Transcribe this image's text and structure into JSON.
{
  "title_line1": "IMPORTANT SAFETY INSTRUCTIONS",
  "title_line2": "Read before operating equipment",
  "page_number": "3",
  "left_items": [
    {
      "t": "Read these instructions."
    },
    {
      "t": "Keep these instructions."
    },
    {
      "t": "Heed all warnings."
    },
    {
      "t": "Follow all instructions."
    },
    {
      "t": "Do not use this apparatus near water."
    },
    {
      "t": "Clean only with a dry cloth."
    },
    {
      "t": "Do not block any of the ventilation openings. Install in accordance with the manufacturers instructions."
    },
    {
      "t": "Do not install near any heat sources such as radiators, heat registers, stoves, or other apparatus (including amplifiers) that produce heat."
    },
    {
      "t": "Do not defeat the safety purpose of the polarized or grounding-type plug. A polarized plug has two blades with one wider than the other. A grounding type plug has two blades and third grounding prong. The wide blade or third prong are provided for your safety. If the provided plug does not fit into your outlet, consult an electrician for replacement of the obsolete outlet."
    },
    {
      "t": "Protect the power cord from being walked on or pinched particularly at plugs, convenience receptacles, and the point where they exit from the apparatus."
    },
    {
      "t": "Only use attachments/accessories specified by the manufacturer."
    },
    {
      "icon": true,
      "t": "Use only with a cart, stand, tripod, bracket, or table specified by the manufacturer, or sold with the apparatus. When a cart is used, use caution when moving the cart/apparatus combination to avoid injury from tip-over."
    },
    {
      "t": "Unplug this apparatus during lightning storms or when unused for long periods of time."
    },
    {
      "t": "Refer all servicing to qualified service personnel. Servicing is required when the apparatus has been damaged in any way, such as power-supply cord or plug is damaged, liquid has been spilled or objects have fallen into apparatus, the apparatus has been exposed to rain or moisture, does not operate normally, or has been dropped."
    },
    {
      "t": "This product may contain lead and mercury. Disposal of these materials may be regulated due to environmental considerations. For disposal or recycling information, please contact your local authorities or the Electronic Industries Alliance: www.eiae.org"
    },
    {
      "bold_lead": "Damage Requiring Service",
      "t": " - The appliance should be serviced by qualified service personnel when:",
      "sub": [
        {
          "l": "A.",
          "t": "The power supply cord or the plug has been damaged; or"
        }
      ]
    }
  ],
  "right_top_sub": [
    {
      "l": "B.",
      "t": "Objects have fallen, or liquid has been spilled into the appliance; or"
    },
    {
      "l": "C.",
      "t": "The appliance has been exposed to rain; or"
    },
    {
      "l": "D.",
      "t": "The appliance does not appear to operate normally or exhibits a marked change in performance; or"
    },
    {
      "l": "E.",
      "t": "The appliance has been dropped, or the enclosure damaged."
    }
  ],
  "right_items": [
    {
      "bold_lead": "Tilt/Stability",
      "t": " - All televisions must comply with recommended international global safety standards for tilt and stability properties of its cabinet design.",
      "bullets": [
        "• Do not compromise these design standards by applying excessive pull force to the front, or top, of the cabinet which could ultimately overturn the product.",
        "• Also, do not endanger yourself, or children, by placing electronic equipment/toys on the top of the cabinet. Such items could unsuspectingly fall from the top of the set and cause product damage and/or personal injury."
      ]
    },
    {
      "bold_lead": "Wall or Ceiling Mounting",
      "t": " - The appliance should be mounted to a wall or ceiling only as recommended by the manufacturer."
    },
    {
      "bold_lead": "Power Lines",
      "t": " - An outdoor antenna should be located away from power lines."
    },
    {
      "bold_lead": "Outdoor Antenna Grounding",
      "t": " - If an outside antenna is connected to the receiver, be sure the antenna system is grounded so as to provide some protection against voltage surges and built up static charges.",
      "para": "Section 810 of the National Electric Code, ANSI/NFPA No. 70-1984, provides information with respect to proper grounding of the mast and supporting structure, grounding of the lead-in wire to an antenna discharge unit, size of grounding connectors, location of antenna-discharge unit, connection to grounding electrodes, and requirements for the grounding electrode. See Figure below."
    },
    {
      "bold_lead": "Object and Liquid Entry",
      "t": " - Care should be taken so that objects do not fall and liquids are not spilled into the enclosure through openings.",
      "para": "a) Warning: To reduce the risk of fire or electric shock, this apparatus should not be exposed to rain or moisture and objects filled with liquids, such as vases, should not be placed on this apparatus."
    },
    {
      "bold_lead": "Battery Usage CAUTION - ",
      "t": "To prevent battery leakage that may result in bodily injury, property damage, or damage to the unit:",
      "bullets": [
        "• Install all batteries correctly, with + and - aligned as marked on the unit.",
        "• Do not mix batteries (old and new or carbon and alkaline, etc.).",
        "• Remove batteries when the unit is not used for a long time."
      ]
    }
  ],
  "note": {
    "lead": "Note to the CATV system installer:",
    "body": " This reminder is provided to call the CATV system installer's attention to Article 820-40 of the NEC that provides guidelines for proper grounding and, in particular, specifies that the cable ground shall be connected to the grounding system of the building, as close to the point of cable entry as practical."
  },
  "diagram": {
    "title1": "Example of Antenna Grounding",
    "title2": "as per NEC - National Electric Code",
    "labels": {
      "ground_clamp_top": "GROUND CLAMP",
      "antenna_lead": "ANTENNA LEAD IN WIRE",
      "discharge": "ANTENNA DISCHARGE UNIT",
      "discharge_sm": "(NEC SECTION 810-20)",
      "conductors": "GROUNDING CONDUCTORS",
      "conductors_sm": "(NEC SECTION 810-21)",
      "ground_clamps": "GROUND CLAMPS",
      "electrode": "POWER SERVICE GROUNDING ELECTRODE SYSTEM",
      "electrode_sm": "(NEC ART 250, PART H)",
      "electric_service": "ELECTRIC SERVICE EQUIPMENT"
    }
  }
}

* Your objective: The records above should all be quoted exactly, please.

* Answer to the exercise:
Transcribe this image's text and structure into JSON.
{
  "title_line1": "IMPORTANT SAFETY INSTRUCTIONS",
  "title_line2": "Read before operating equipment",
  "page_number": "3",
  "left_items": [
    {
      "t": "Read these instructions."
    },
    {
      "t": "Keep these instructions."
    },
    {
      "t": "Heed all warnings."
    },
    {
      "t": "Follow all instructions."
    },
    {
      "t": "Do not use this apparatus near water."
    },
    {
      "t": "Clean only with a dry cloth."
    },
    {
      "t": "Do not block any of the ventilation openings. Install in accordance with the manufacturers instructions."
    },
    {
      "t": "Do not install near any heat sources such as radiators, heat registers, stoves, or other apparatus (including amplifiers) that produce heat."
    },
    {
      "t": "Do not defeat the safety purpose of the polarized or grounding-type plug. A polarized plug has two blades with one wider than the other. A grounding type plug has two blades and third grounding prong. The wide blade or third prong are provided for your safety. If the provided plug does not fit into your outlet, consult an electrician for replacement of the obsolete outlet."
    },
    {
      "t": "Protect the power cord from being walked on or pinched particularly at plugs, convenience receptacles, and the point where they exit from the apparatus."
    },
    {
      "t": "Only use attachments/accessories specified by the manufacturer."
    },
    {
      "icon": true,
      "t": "Use only with a cart, stand, tripod, bracket, or table specified by the manufacturer, or sold with the apparatus. When a cart is used, use caution when moving the cart/apparatus combination to avoid injury from tip-over."
    },
    {
      "t": "Unplug this apparatus during lightning storms or when unused for long periods of time."
    },
    {
      "t": "Refer all servicing to qualified service personnel. Servicing is required when the apparatus has been damaged in any way, such as power-supply cord or plug is damaged, liquid has been spilled or objects have fallen into apparatus, the apparatus has been exposed to rain or moisture, does not operate normally, or has been dropped."
    },
    {
      "t": "This product may contain lead and mercury. Disposal of these materials may be regulated due to environmental considerations. For disposal or recycling information, please contact your local authorities or the Electronic Industries Alliance: www.eiae.org"
    },
    {
      "bold_lead": "Damage Requiring Service",
      "t": " - The appliance should be serviced by qualified service personnel when:",
      "sub": [
        {
          "l": "A.",
          "t": "The power supply cord or the plug has been damaged; or"
        }
      ]
    }
  ],
  "right_top_sub": [
    {
      "l": "B.",
      "t": "Objects have fallen, or liquid has been spilled into the appliance; or"
    },
    {
      "l": "C.",
      "t": "The appliance has been exposed to rain; or"
    },
    {
      "l": "D.",
      "t": "The appliance does not appear to operate normally or exhibits a marked change in performance; or"
    },
    {
      "l": "E.",
      "t": "The appliance has been dropped, or the enclosure damaged."
    }
  ],
  "right_items": [
    {
      "bold_lead": "Tilt/Stability",
      "t": " - All televisions must comply with recommended international global safety standards for tilt and stability properties of its cabinet design.",
      "bullets": [
        "• Do not compromise these design standards by applying excessive pull force to the front, or top, of the cabinet which could ultimately overturn the product.",
        "• Also, do not endanger yourself, or children, by placing electronic equipment/toys on the top of the cabinet. Such items could unsuspectingly fall from the top of the set and cause product damage and/or personal injury."
      ]
    },
    {
      "bold_lead": "Wall or Ceiling Mounting",
      "t": " - The appliance should be mounted to a wall or ceiling only as recommended by the manufacturer."
    },
    {
      "bold_lead": "Power Lines",
      "t": " - An outdoor antenna should be located away from power lines."
    },
    {
      "bold_lead": "Outdoor Antenna Grounding",
      "t": " - If an outside antenna is connected to the receiver, be sure the antenna system is grounded so as to provide some protection against voltage surges and built up static charges.",
      "para": "Section 810 of the National Electric Code, ANSI/NFPA No. 70-1984, provides information with respect to proper grounding of the mast and supporting structure, grounding of the lead-in wire to an antenna discharge unit, size of grounding connectors, location of antenna-discharge unit, connection to grounding electrodes, and requirements for the grounding electrode. See Figure below."
    },
    {
      "bold_lead": "Object and Liquid Entry",
      "t": " - Care should be taken so that objects do not fall and liquids are not spilled into the enclosure through openings.",
      "para": "a) Warning: To reduce the risk of fire or electric shock, this apparatus should not be exposed to rain or moisture and objects filled with liquids, such as vases, should not be placed on this apparatus."
    },
    {
      "bold_lead": "Battery Usage CAUTION - ",
      "t": "To prevent battery leakage that may result in bodily injury, property damage, or damage to the unit:",
      "bullets": [
        "• Install all batteries correctly, with + and - aligned as marked on the unit.",
        "• Do not mix batteries (old and new or carbon and alkaline, etc.).",
        "• Remove batteries when the unit is not used for a long time."
      ]
    }
  ],
  "note": {
    "lead": "Note to the CATV system installer:",
    "body": " This reminder is provided to call the CATV system installer's attention to Article 820-40 of the NEC that provides guidelines for proper grounding and, in particular, specifies that the cable ground shall be connected to the grounding system of the building, as close to the point of cable entry as practical."
  },
  "diagram": {
    "title1": "Example of Antenna Grounding",
    "title2": "as per NEC - National Electric Code",
    "labels": {
      "ground_clamp_top": "GROUND CLAMP",
      "antenna_lead": "ANTENNA LEAD IN WIRE",
      "discharge": "ANTENNA DISCHARGE UNIT",
      "discharge_sm": "(NEC SECTION 810-20)",
      "conductors": "GROUNDING CONDUCTORS",
      "conductors_sm": "(NEC SECTION 810-21)",
      "ground_clamps": "GROUND CLAMPS",
      "electrode": "POWER SERVICE GROUNDING ELECTRODE SYSTEM",
      "electrode_sm": "(NEC ART 250, PART H)",
      "electric_service": "ELECTRIC SERVICE EQUIPMENT"
    }
  }
}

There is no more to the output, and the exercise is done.